### TO DO
What follows is a set of records, each of which is to be written out exactly.

Structured figure records:
....

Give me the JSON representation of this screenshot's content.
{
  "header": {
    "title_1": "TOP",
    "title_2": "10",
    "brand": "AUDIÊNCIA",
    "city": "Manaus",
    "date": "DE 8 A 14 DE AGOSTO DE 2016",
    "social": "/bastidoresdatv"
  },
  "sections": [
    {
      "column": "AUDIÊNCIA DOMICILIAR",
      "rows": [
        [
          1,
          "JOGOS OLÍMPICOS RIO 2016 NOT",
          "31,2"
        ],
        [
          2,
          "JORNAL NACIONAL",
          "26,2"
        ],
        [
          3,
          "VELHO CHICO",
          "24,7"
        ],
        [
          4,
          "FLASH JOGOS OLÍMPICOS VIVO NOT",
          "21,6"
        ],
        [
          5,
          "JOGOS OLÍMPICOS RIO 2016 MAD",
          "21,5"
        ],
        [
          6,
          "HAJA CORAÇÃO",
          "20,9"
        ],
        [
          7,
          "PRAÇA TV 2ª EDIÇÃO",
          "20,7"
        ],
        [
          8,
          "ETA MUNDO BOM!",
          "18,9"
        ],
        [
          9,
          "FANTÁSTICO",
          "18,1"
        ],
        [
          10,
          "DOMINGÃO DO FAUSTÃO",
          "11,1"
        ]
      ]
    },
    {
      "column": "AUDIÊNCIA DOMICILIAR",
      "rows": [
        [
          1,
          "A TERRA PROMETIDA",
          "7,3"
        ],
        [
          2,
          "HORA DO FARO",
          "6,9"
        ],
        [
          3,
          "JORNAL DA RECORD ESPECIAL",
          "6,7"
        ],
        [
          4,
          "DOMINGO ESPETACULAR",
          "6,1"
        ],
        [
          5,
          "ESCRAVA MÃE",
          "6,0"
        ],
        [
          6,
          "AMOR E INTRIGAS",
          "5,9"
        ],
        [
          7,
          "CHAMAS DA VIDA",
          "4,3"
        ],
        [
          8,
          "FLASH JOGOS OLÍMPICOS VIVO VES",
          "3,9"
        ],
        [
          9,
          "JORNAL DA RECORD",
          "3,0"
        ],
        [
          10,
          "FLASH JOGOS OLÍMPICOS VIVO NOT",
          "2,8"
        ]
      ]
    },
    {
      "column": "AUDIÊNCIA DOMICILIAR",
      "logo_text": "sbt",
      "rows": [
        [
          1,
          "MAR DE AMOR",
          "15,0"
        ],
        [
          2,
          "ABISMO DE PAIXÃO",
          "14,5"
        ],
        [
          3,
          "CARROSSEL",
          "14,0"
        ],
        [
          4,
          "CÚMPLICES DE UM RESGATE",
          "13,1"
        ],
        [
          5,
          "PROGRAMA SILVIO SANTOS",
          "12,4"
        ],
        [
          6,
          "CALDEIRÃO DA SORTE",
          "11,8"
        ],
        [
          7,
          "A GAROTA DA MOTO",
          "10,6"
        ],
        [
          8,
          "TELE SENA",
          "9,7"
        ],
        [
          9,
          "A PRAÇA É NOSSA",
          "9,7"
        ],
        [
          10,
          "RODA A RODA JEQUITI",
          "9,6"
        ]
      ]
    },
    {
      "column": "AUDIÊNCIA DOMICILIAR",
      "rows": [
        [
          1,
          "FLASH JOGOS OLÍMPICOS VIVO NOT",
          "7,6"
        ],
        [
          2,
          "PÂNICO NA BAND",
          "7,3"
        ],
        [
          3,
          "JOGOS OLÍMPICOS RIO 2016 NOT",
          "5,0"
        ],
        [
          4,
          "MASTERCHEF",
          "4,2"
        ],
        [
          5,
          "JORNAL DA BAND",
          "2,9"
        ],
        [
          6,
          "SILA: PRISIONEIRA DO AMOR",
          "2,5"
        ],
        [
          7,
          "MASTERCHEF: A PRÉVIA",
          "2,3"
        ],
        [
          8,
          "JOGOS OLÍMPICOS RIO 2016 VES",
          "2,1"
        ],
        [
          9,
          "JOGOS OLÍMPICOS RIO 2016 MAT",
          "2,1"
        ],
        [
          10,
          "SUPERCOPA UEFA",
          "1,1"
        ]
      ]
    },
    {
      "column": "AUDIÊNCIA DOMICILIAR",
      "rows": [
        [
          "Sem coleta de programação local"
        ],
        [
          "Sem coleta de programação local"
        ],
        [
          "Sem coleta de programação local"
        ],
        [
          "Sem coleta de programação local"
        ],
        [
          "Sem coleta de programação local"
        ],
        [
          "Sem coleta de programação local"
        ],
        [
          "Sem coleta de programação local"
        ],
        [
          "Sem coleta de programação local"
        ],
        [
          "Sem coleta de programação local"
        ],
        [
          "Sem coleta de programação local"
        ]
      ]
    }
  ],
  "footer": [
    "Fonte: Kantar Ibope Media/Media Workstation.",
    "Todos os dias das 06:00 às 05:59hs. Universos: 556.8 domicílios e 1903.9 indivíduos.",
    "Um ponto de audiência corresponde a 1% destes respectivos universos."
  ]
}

....

### OUTPUT FOR THIS TASK
Give me the JSON representation of this screenshot's content.
{
  "header": {
    "title_1": "TOP",
    "title_2": "10",
    "brand": "AUDIÊNCIA",
    "city": "Manaus",
    "date": "DE 8 A 14 DE AGOSTO DE 2016",
    "social": "/bastidoresdatv"
  },
  "sections": [
    {
      "column": "AUDIÊNCIA DOMICILIAR",
      "rows": [
        [
          1,
          "JOGOS OLÍMPICOS RIO 2016 NOT",
          "31,2"
        ],
        [
          2,
          "JORNAL NACIONAL",
          "26,2"
        ],
        [
          3,
          "VELHO CHICO",
          "24,7"
        ],
        [
          4,
          "FLASH JOGOS OLÍMPICOS VIVO NOT",
          "21,6"
        ],
        [
          5,
          "JOGOS OLÍMPICOS RIO 2016 MAD",
          "21,5"
        ],
        [
          6,
          "HAJA CORAÇÃO",
          "20,9"
        ],
        [
          7,
          "PRAÇA TV 2ª EDIÇÃO",
          "20,7"
        ],
        [
          8,
          "ETA MUNDO BOM!",
          "18,9"
        ],
        [
          9,
          "FANTÁSTICO",
          "18,1"
        ],
        [
          10,
          "DOMINGÃO DO FAUSTÃO",
          "11,1"
        ]
      ]
    },
    {
      "column": "AUDIÊNCIA DOMICILIAR",
      "rows": [
        [
          1,
          "A TERRA PROMETIDA",
          "7,3"
        ],
        [
          2,
          "HORA DO FARO",
          "6,9"
        ],
        [
          3,
          "JORNAL DA RECORD ESPECIAL",
          "6,7"
        ],
        [
          4,
          "DOMINGO ESPETACULAR",
          "6,1"
        ],
        [
          5,
          "ESCRAVA MÃE",
          "6,0"
        ],
        [
          6,
          "AMOR E INTRIGAS",
          "5,9"
        ],
        [
          7,
          "CHAMAS DA VIDA",
          "4,3"
        ],
        [
          8,
          "FLASH JOGOS OLÍMPICOS VIVO VES",
          "3,9"
        ],
        [
          9,
          "JORNAL DA RECORD",
          "3,0"
        ],
        [
          10,
          "FLASH JOGOS OLÍMPICOS VIVO NOT",
          "2,8"
        ]
      ]
    },
    {
      "column": "AUDIÊNCIA DOMICILIAR",
      "logo_text": "sbt",
      "rows": [
        [
          1,
          "MAR DE AMOR",
          "15,0"
        ],
        [
          2,
          "ABISMO DE PAIXÃO",
          "14,5"
        ],
        [
          3,
          "CARROSSEL",
          "14,0"
        ],
        [
          4,
          "CÚMPLICES DE UM RESGATE",
          "13,1"
        ],
        [
          5,
          "PROGRAMA SILVIO SANTOS",
          "12,4"
        ],
        [
          6,
          "CALDEIRÃO DA SORTE",
          "11,8"
        ],
        [
          7,
          "A GAROTA DA MOTO",
          "10,6"
        ],
        [
          8,
          "TELE SENA",
          "9,7"
        ],
        [
          9,
          "A PRAÇA É NOSSA",
          "9,7"
        ],
        [
          10,
          "RODA A RODA JEQUITI",
          "9,6"
        ]
      ]
    },
    {
      "column": "AUDIÊNCIA DOMICILIAR",
      "rows": [
        [
          1,
          "FLASH JOGOS OLÍMPICOS VIVO NOT",
          "7,6"
        ],
        [
          2,
          "PÂNICO NA BAND",
          "7,3"
        ],
        [
          3,
          "JOGOS OLÍMPICOS RIO 2016 NOT",
          "5,0"
        ],
        [
          4,
          "MASTERCHEF",
          "4,2"
        ],
        [
          5,
          "JORNAL DA BAND",
          "2,9"
        ],
        [
          6,
          "SILA: PRISIONEIRA DO AMOR",
          "2,5"
        ],
        [
          7,
          "MASTERCHEF: A PRÉVIA",
          "2,3"
        ],
        [
          8,
          "JOGOS OLÍMPICOS RIO 2016 VES",
          "2,1"
        ],
        [
          9,
          "JOGOS OLÍMPICOS RIO 2016 MAT",
          "2,1"
        ],
        [
          10,
          "SUPERCOPA UEFA",
          "1,1"
        ]
      ]
    },
    {
      "column": "AUDIÊNCIA DOMICILIAR",
      "rows": [
        [
          "Sem coleta de programação local"
        ],
        [
          "Sem coleta de programação local"
        ],
        [
          "Sem coleta de programação local"
        ],
        [
          "Sem coleta de programação local"
        ],
        [
          "Sem coleta de programação local"
        ],
        [
          "Sem coleta de programação local"
        ],
        [
          "Sem coleta de programação local"
        ],
        [
          "Sem coleta de programação local"
        ],
        [
          "Sem coleta de programação local"
        ],
        [
          "Sem coleta de programação local"
        ]
      ]
    }
  ],
  "footer": [
    "Fonte: Kantar Ibope Media/Media Workstation.",
    "Todos os dias das 06:00 às 05:59hs. Universos: 556.8 domicílios e 1903.9 indivíduos.",
    "Um ponto de audiência corresponde a 1% destes respectivos universos."
  ]
}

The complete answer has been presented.